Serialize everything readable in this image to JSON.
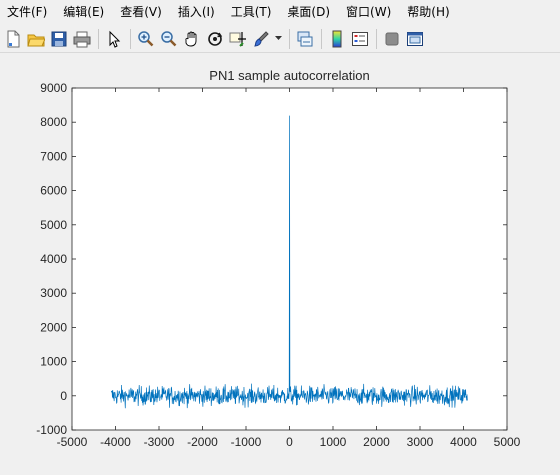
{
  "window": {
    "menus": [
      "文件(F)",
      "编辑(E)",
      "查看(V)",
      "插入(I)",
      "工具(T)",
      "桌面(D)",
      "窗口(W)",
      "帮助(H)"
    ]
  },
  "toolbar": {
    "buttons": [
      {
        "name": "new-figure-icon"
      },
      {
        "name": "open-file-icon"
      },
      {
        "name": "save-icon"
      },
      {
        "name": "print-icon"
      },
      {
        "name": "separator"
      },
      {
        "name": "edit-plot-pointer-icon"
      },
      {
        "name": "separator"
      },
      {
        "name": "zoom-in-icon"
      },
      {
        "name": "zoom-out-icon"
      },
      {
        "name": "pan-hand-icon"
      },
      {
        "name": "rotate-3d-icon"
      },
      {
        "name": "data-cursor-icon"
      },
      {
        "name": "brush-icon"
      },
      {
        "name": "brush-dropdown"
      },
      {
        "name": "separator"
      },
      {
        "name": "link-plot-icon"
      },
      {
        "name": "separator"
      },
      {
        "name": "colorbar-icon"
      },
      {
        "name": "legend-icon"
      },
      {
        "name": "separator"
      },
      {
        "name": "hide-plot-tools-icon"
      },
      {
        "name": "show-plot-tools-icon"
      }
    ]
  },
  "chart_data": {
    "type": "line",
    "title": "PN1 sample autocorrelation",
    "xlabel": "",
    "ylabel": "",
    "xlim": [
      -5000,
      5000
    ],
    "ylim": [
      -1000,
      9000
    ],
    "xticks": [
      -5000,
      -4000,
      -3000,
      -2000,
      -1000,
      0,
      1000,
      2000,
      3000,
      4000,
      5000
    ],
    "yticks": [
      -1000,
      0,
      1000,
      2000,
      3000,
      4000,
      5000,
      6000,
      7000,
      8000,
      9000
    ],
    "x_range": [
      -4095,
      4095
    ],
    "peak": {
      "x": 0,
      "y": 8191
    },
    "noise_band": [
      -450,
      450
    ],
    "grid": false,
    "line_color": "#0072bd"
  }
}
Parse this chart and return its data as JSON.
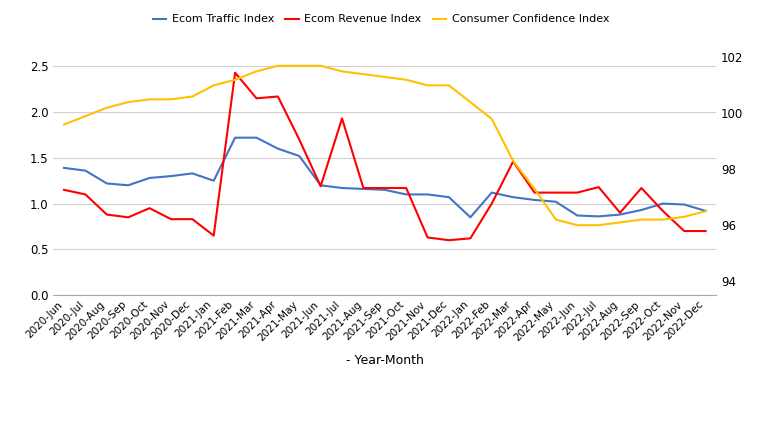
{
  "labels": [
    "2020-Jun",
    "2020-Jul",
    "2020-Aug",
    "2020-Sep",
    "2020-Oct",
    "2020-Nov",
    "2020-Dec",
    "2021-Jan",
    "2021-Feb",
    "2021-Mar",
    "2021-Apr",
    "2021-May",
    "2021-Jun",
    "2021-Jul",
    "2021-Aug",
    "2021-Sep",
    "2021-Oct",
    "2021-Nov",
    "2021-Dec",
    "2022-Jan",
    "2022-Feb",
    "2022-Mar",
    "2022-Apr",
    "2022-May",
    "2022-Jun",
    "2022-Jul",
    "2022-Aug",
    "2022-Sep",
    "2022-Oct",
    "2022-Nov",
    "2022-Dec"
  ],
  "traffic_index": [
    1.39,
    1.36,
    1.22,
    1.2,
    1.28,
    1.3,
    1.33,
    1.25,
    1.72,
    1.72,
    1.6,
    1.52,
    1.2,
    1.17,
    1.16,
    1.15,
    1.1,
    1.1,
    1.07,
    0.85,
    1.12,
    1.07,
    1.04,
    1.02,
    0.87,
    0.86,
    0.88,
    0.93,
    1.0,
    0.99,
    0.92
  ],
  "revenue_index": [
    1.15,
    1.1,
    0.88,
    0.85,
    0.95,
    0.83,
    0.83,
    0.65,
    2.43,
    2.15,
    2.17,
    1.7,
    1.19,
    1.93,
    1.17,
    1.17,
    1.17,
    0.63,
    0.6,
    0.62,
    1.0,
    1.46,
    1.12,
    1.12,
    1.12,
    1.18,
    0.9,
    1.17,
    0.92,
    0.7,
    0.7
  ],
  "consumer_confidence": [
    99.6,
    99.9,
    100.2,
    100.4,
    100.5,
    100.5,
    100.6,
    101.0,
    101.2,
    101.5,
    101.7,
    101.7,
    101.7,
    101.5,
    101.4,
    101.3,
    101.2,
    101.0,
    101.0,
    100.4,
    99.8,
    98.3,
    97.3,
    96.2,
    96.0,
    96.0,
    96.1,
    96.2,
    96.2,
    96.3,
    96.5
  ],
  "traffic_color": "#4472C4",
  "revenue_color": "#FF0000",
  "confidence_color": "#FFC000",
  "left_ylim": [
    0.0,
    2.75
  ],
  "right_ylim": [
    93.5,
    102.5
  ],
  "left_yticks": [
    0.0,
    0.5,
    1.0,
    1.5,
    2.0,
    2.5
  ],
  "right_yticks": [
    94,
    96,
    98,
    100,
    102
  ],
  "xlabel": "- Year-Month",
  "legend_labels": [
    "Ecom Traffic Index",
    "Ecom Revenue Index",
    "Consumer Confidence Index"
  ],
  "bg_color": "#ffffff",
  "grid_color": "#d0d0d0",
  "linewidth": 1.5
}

——

All of the entries need to be transcribed word for word; pictures are left out.

The answer:
Serialize everything readable in this image to JSON.
{
  "window": {
    "menus": [
      "文件(F)",
      "编辑(E)",
      "查看(V)",
      "插入(I)",
      "工具(T)",
      "桌面(D)",
      "窗口(W)",
      "帮助(H)"
    ]
  },
  "toolbar": {
    "buttons": [
      {
        "name": "new-figure-icon"
      },
      {
        "name": "open-file-icon"
      },
      {
        "name": "save-icon"
      },
      {
        "name": "print-icon"
      },
      {
        "name": "separator"
      },
      {
        "name": "edit-plot-pointer-icon"
      },
      {
        "name": "separator"
      },
      {
        "name": "zoom-in-icon"
      },
      {
        "name": "zoom-out-icon"
      },
      {
        "name": "pan-hand-icon"
      },
      {
        "name": "rotate-3d-icon"
      },
      {
        "name": "data-cursor-icon"
      },
      {
        "name": "brush-icon"
      },
      {
        "name": "brush-dropdown"
      },
      {
        "name": "separator"
      },
      {
        "name": "link-plot-icon"
      },
      {
        "name": "separator"
      },
      {
        "name": "colorbar-icon"
      },
      {
        "name": "legend-icon"
      },
      {
        "name": "separator"
      },
      {
        "name": "hide-plot-tools-icon"
      },
      {
        "name": "show-plot-tools-icon"
      }
    ]
  },
  "chart_data": {
    "type": "line",
    "title": "PN1 sample autocorrelation",
    "xlabel": "",
    "ylabel": "",
    "xlim": [
      -5000,
      5000
    ],
    "ylim": [
      -1000,
      9000
    ],
    "xticks": [
      -5000,
      -4000,
      -3000,
      -2000,
      -1000,
      0,
      1000,
      2000,
      3000,
      4000,
      5000
    ],
    "yticks": [
      -1000,
      0,
      1000,
      2000,
      3000,
      4000,
      5000,
      6000,
      7000,
      8000,
      9000
    ],
    "x_range": [
      -4095,
      4095
    ],
    "peak": {
      "x": 0,
      "y": 8191
    },
    "noise_band": [
      -450,
      450
    ],
    "grid": false,
    "line_color": "#0072bd"
  }
}
Parse this chart and return its data as JSON.
{
  "labels": [
    "2020-Jun",
    "2020-Jul",
    "2020-Aug",
    "2020-Sep",
    "2020-Oct",
    "2020-Nov",
    "2020-Dec",
    "2021-Jan",
    "2021-Feb",
    "2021-Mar",
    "2021-Apr",
    "2021-May",
    "2021-Jun",
    "2021-Jul",
    "2021-Aug",
    "2021-Sep",
    "2021-Oct",
    "2021-Nov",
    "2021-Dec",
    "2022-Jan",
    "2022-Feb",
    "2022-Mar",
    "2022-Apr",
    "2022-May",
    "2022-Jun",
    "2022-Jul",
    "2022-Aug",
    "2022-Sep",
    "2022-Oct",
    "2022-Nov",
    "2022-Dec"
  ],
  "traffic_index": [
    1.39,
    1.36,
    1.22,
    1.2,
    1.28,
    1.3,
    1.33,
    1.25,
    1.72,
    1.72,
    1.6,
    1.52,
    1.2,
    1.17,
    1.16,
    1.15,
    1.1,
    1.1,
    1.07,
    0.85,
    1.12,
    1.07,
    1.04,
    1.02,
    0.87,
    0.86,
    0.88,
    0.93,
    1.0,
    0.99,
    0.92
  ],
  "revenue_index": [
    1.15,
    1.1,
    0.88,
    0.85,
    0.95,
    0.83,
    0.83,
    0.65,
    2.43,
    2.15,
    2.17,
    1.7,
    1.19,
    1.93,
    1.17,
    1.17,
    1.17,
    0.63,
    0.6,
    0.62,
    1.0,
    1.46,
    1.12,
    1.12,
    1.12,
    1.18,
    0.9,
    1.17,
    0.92,
    0.7,
    0.7
  ],
  "consumer_confidence": [
    99.6,
    99.9,
    100.2,
    100.4,
    100.5,
    100.5,
    100.6,
    101.0,
    101.2,
    101.5,
    101.7,
    101.7,
    101.7,
    101.5,
    101.4,
    101.3,
    101.2,
    101.0,
    101.0,
    100.4,
    99.8,
    98.3,
    97.3,
    96.2,
    96.0,
    96.0,
    96.1,
    96.2,
    96.2,
    96.3,
    96.5
  ],
  "traffic_color": "#4472C4",
  "revenue_color": "#FF0000",
  "confidence_color": "#FFC000",
  "left_ylim": [
    0.0,
    2.75
  ],
  "right_ylim": [
    93.5,
    102.5
  ],
  "left_yticks": [
    0.0,
    0.5,
    1.0,
    1.5,
    2.0,
    2.5
  ],
  "right_yticks": [
    94,
    96,
    98,
    100,
    102
  ],
  "xlabel": "- Year-Month",
  "legend_labels": [
    "Ecom Traffic Index",
    "Ecom Revenue Index",
    "Consumer Confidence Index"
  ],
  "bg_color": "#ffffff",
  "grid_color": "#d0d0d0",
  "linewidth": 1.5
}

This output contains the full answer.